■ TASK DESCRIPTION ■
Pull every line holding the string "main" from the records below.

(A run of records)
════════════════════

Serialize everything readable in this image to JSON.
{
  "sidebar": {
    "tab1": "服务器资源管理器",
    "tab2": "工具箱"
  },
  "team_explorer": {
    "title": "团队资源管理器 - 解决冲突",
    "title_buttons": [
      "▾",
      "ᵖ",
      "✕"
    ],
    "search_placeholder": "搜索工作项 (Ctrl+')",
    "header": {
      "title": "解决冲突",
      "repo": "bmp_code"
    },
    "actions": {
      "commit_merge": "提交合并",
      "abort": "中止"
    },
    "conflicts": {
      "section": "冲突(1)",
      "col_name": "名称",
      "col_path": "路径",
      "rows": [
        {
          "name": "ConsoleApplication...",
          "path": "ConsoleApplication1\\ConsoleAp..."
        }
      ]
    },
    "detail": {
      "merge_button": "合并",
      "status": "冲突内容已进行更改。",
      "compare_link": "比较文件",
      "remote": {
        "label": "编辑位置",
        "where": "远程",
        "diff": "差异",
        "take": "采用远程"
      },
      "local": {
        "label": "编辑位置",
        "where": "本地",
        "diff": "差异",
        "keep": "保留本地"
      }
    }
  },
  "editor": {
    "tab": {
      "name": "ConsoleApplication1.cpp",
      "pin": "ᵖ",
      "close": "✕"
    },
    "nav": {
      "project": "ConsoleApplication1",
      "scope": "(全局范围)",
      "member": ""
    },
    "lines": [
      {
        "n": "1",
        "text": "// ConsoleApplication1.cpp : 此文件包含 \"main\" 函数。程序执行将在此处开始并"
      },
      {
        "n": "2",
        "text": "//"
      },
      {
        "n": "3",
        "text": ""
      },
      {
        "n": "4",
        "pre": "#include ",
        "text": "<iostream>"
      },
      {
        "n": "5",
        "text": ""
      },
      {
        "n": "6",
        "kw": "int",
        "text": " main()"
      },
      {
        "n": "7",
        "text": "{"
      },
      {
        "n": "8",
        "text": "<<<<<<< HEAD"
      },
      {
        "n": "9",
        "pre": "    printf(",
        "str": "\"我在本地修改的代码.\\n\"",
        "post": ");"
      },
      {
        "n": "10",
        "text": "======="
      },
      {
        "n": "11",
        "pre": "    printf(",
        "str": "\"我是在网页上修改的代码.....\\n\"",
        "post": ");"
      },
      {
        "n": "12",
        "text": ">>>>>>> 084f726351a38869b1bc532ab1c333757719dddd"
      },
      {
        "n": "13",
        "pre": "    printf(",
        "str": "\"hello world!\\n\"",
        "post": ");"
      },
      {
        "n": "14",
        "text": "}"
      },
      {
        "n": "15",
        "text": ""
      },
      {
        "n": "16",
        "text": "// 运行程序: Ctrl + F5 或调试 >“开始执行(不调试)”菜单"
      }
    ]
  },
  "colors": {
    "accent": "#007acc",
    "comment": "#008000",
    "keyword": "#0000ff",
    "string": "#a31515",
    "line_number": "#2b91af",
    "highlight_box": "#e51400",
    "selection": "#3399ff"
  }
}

════════════════════

■ COMPLETE RESPONSE ■
        "text": "// ConsoleApplication1.cpp : 此文件包含 \"main\" 函数。程序执行将在此处开始并"
        "text": " main()"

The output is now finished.